━━━━━ Given entries
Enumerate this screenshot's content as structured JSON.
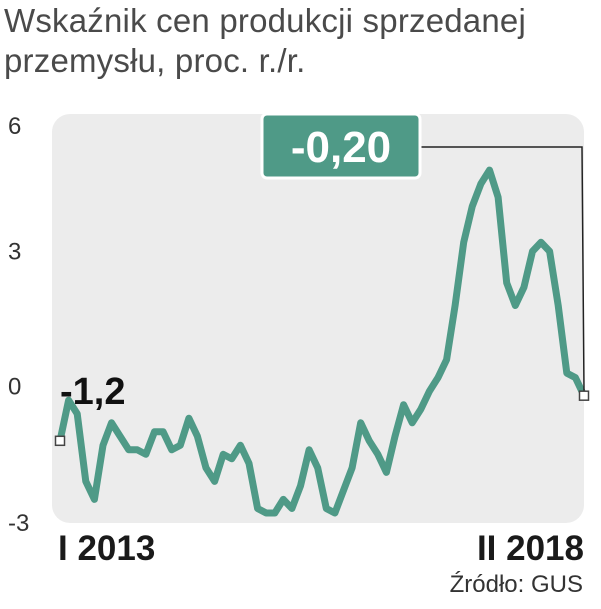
{
  "title_lines": [
    "Wskaźnik cen produkcji sprzedanej",
    "przemysłu, proc. r./r."
  ],
  "source": "Źródło: GUS",
  "colors": {
    "line": "#4f9a87",
    "panel": "#ececec",
    "callout_bg": "#4f9a87",
    "callout_border": "#ffffff"
  },
  "chart_data": {
    "type": "line",
    "title": "Wskaźnik cen produkcji sprzedanej przemysłu, proc. r./r.",
    "xlabel": "",
    "ylabel": "",
    "ylim": [
      -3,
      6
    ],
    "yticks": [
      6,
      3,
      0,
      -3
    ],
    "ytick_labels": [
      "6",
      "3",
      "0",
      "-3"
    ],
    "x_tick_labels": [
      "I 2013",
      "II 2018"
    ],
    "start_annotation": "-1,2",
    "end_annotation": "-0,20",
    "grid": false,
    "legend": "none",
    "series": [
      {
        "values": [
          -1.2,
          -0.3,
          -0.6,
          -2.1,
          -2.5,
          -1.3,
          -0.8,
          -1.1,
          -1.4,
          -1.4,
          -1.5,
          -1.0,
          -1.0,
          -1.4,
          -1.3,
          -0.7,
          -1.1,
          -1.8,
          -2.1,
          -1.5,
          -1.6,
          -1.3,
          -1.7,
          -2.7,
          -2.8,
          -2.8,
          -2.5,
          -2.7,
          -2.2,
          -1.4,
          -1.8,
          -2.7,
          -2.8,
          -2.3,
          -1.8,
          -0.8,
          -1.2,
          -1.5,
          -1.9,
          -1.1,
          -0.4,
          -0.8,
          -0.5,
          -0.1,
          0.2,
          0.6,
          1.8,
          3.2,
          4.0,
          4.5,
          4.8,
          4.2,
          2.3,
          1.8,
          2.2,
          3.0,
          3.2,
          3.0,
          1.8,
          0.3,
          0.2,
          -0.2
        ]
      }
    ]
  }
}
━━━━━━━━━━
- _Exercise instructions_:
Pictures are excluded; repeat every record exactly.

- _Written answer_:
Enumerate this screenshot's content as structured JSON.
{
  "title_lines": [
    "Wskaźnik cen produkcji sprzedanej",
    "przemysłu, proc. r./r."
  ],
  "source": "Źródło: GUS",
  "colors": {
    "line": "#4f9a87",
    "panel": "#ececec",
    "callout_bg": "#4f9a87",
    "callout_border": "#ffffff"
  },
  "chart_data": {
    "type": "line",
    "title": "Wskaźnik cen produkcji sprzedanej przemysłu, proc. r./r.",
    "xlabel": "",
    "ylabel": "",
    "ylim": [
      -3,
      6
    ],
    "yticks": [
      6,
      3,
      0,
      -3
    ],
    "ytick_labels": [
      "6",
      "3",
      "0",
      "-3"
    ],
    "x_tick_labels": [
      "I 2013",
      "II 2018"
    ],
    "start_annotation": "-1,2",
    "end_annotation": "-0,20",
    "grid": false,
    "legend": "none",
    "series": [
      {
        "values": [
          -1.2,
          -0.3,
          -0.6,
          -2.1,
          -2.5,
          -1.3,
          -0.8,
          -1.1,
          -1.4,
          -1.4,
          -1.5,
          -1.0,
          -1.0,
          -1.4,
          -1.3,
          -0.7,
          -1.1,
          -1.8,
          -2.1,
          -1.5,
          -1.6,
          -1.3,
          -1.7,
          -2.7,
          -2.8,
          -2.8,
          -2.5,
          -2.7,
          -2.2,
          -1.4,
          -1.8,
          -2.7,
          -2.8,
          -2.3,
          -1.8,
          -0.8,
          -1.2,
          -1.5,
          -1.9,
          -1.1,
          -0.4,
          -0.8,
          -0.5,
          -0.1,
          0.2,
          0.6,
          1.8,
          3.2,
          4.0,
          4.5,
          4.8,
          4.2,
          2.3,
          1.8,
          2.2,
          3.0,
          3.2,
          3.0,
          1.8,
          0.3,
          0.2,
          -0.2
        ]
      }
    ]
  }
}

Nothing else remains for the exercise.